■ **Task item**
Retype each line below precisely and omit all images.

(Stored dataset items)
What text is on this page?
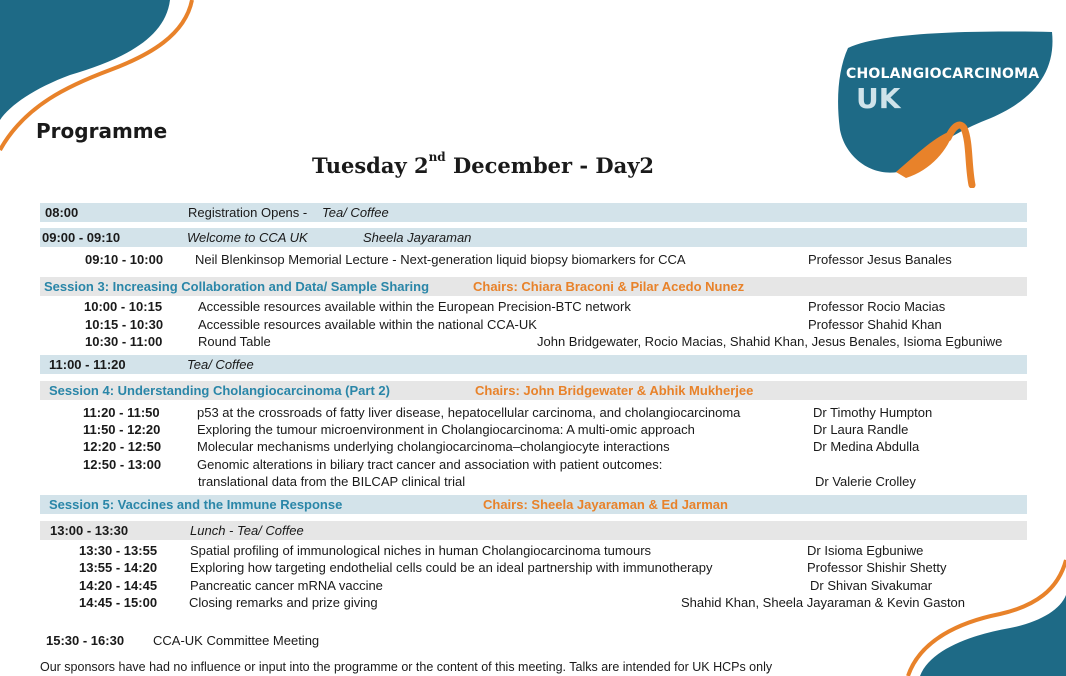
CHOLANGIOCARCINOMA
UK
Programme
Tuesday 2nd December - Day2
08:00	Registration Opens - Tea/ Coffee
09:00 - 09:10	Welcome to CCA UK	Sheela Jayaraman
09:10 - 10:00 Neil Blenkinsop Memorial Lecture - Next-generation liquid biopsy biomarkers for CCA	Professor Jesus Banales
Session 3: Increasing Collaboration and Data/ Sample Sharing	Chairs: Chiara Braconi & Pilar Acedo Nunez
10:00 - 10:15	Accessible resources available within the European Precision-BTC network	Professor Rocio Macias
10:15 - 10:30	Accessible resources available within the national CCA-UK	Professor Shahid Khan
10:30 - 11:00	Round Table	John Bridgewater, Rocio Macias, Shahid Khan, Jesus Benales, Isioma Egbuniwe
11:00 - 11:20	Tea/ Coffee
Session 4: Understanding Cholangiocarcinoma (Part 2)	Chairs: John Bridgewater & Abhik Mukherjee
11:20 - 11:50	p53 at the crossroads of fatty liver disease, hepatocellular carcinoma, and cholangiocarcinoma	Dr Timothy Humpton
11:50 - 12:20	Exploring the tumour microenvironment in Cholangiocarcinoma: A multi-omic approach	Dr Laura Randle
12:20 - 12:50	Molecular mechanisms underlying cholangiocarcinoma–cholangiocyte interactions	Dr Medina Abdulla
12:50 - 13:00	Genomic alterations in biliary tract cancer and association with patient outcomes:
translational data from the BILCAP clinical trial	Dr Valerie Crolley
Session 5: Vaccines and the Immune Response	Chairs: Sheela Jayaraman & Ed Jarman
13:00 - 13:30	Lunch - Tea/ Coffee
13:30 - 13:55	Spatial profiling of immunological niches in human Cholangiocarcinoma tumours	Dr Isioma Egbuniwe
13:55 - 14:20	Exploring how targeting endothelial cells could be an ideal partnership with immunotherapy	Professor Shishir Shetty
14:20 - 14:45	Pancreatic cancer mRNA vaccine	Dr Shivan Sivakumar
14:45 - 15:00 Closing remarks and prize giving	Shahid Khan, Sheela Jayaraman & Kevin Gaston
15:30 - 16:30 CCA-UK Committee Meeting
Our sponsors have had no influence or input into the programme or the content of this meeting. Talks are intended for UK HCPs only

■ **Exercise result**
What text is on this page?
CHOLANGIOCARCINOMA
UK
Programme
Tuesday 2nd December - Day2
08:00	Registration Opens - Tea/ Coffee
09:00 - 09:10	Welcome to CCA UK	Sheela Jayaraman
09:10 - 10:00 Neil Blenkinsop Memorial Lecture - Next-generation liquid biopsy biomarkers for CCA	Professor Jesus Banales
Session 3: Increasing Collaboration and Data/ Sample Sharing	Chairs: Chiara Braconi & Pilar Acedo Nunez
10:00 - 10:15	Accessible resources available within the European Precision-BTC network	Professor Rocio Macias
10:15 - 10:30	Accessible resources available within the national CCA-UK	Professor Shahid Khan
10:30 - 11:00	Round Table	John Bridgewater, Rocio Macias, Shahid Khan, Jesus Benales, Isioma Egbuniwe
11:00 - 11:20	Tea/ Coffee
Session 4: Understanding Cholangiocarcinoma (Part 2)	Chairs: John Bridgewater & Abhik Mukherjee
11:20 - 11:50	p53 at the crossroads of fatty liver disease, hepatocellular carcinoma, and cholangiocarcinoma	Dr Timothy Humpton
11:50 - 12:20	Exploring the tumour microenvironment in Cholangiocarcinoma: A multi-omic approach	Dr Laura Randle
12:20 - 12:50	Molecular mechanisms underlying cholangiocarcinoma–cholangiocyte interactions	Dr Medina Abdulla
12:50 - 13:00	Genomic alterations in biliary tract cancer and association with patient outcomes:
translational data from the BILCAP clinical trial	Dr Valerie Crolley
Session 5: Vaccines and the Immune Response	Chairs: Sheela Jayaraman & Ed Jarman
13:00 - 13:30	Lunch - Tea/ Coffee
13:30 - 13:55	Spatial profiling of immunological niches in human Cholangiocarcinoma tumours	Dr Isioma Egbuniwe
13:55 - 14:20	Exploring how targeting endothelial cells could be an ideal partnership with immunotherapy	Professor Shishir Shetty
14:20 - 14:45	Pancreatic cancer mRNA vaccine	Dr Shivan Sivakumar
14:45 - 15:00 Closing remarks and prize giving	Shahid Khan, Sheela Jayaraman & Kevin Gaston
15:30 - 16:30 CCA-UK Committee Meeting
Our sponsors have had no influence or input into the programme or the content of this meeting. Talks are intended for UK HCPs only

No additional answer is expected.